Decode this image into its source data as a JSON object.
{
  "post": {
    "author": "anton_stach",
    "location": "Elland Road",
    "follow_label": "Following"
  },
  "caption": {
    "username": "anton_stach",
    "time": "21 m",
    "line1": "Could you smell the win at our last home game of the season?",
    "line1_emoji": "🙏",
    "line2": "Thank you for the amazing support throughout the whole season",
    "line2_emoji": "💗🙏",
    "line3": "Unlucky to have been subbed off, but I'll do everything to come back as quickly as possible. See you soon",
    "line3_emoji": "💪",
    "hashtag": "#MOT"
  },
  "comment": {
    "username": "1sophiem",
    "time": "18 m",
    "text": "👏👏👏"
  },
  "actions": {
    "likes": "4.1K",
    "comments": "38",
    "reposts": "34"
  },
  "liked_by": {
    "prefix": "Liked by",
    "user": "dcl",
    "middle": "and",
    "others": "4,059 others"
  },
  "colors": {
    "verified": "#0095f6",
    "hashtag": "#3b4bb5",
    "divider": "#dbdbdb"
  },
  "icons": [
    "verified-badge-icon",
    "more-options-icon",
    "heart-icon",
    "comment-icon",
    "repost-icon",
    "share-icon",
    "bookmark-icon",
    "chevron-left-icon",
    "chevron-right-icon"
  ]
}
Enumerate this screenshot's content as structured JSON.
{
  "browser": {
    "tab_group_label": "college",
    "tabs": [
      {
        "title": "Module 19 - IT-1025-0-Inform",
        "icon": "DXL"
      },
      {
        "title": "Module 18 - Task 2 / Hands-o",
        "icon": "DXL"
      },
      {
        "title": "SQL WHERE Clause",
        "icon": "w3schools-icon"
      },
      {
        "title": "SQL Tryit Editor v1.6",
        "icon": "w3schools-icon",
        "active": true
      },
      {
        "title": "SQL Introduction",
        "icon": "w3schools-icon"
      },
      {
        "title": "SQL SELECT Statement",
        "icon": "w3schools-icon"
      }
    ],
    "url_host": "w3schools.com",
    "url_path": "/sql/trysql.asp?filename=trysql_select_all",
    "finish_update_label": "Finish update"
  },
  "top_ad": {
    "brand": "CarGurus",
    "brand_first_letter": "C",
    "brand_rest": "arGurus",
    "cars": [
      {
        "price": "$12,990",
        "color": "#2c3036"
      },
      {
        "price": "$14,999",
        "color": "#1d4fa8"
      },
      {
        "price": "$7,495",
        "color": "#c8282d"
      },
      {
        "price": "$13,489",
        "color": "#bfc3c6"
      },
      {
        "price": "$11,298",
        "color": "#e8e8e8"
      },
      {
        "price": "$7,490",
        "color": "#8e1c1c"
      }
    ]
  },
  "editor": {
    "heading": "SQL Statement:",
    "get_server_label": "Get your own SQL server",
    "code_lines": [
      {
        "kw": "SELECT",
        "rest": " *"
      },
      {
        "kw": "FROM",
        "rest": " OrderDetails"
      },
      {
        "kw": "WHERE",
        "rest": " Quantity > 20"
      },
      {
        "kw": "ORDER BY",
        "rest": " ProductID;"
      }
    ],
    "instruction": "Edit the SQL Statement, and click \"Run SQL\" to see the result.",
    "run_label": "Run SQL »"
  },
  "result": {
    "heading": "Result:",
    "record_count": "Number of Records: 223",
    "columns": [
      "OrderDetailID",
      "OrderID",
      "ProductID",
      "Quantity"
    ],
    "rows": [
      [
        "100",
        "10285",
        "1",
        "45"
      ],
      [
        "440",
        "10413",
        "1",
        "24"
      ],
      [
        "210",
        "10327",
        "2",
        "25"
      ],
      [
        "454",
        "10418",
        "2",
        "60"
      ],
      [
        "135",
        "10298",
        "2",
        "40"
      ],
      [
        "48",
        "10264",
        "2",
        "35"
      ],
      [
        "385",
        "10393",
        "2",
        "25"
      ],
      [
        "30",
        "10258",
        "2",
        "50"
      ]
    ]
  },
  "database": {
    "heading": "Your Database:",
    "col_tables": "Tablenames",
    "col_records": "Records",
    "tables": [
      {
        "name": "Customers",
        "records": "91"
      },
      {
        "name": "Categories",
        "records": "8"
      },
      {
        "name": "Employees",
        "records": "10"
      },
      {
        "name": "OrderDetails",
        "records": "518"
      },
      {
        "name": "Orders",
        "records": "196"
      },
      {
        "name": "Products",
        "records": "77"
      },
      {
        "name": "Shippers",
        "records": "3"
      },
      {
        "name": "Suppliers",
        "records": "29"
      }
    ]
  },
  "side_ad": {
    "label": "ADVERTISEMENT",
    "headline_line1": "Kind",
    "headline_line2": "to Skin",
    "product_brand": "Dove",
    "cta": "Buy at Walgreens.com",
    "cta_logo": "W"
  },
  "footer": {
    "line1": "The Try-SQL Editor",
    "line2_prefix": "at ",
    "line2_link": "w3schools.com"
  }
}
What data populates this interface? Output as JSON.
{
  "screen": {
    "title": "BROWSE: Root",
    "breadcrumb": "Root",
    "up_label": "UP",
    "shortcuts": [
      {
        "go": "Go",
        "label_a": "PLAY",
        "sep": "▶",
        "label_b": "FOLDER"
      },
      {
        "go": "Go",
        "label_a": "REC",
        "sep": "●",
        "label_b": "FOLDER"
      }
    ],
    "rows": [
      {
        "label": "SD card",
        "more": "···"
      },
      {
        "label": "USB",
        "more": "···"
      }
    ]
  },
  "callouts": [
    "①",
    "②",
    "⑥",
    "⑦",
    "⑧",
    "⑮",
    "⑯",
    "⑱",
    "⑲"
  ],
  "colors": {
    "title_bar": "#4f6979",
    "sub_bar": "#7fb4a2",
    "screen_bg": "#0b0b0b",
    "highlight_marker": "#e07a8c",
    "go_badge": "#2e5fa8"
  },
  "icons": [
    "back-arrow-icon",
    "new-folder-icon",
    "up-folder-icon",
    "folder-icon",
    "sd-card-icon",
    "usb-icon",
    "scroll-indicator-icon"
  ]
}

[Written problem]: Pull out each line containing the word "chevron" and copy it.

[Output]:
    "chevron-left-icon",
    "chevron-right-icon"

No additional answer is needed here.